• _Instruction_
Pick out every line that holds the string "JSON" and copy it.

[Stored entries]
•••••
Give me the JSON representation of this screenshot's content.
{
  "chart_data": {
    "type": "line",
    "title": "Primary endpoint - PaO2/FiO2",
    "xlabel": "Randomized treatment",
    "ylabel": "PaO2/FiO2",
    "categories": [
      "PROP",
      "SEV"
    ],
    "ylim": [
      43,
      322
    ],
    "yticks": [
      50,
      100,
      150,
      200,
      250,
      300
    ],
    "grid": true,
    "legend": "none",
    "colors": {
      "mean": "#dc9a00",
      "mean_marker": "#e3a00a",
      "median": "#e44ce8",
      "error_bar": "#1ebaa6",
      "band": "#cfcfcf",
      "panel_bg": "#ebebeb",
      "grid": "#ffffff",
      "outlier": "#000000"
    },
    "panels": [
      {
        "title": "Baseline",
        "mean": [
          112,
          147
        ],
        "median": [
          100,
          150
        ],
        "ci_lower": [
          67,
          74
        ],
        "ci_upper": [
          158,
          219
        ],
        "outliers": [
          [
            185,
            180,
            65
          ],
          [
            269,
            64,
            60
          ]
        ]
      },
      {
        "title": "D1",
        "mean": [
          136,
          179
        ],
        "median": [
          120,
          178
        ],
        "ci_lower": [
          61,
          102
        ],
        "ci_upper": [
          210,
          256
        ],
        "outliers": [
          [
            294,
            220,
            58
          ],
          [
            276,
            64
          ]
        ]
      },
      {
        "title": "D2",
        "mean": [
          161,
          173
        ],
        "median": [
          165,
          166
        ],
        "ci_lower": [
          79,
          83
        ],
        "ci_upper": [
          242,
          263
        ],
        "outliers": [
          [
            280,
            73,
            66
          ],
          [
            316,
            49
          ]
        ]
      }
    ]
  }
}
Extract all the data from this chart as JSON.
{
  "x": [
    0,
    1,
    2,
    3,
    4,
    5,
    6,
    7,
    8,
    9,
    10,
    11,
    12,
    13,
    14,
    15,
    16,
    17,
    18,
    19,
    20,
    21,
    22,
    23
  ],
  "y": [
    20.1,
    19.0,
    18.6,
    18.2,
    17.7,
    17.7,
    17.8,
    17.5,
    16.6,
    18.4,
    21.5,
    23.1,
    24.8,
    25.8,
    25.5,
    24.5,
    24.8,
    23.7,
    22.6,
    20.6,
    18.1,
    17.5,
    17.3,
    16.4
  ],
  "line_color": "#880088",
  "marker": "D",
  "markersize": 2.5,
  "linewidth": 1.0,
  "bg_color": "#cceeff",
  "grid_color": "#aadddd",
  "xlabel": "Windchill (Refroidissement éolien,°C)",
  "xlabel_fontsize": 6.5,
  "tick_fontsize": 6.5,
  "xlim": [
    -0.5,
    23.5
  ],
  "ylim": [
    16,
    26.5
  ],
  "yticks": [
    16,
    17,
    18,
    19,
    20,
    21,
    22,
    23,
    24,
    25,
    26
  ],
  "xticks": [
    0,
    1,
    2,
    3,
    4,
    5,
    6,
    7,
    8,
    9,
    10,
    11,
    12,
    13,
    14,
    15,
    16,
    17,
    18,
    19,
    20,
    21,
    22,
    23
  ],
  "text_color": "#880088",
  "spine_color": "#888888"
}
•••••
• _Solved problem_
Give me the JSON representation of this screenshot's content.
Extract all the data from this chart as JSON.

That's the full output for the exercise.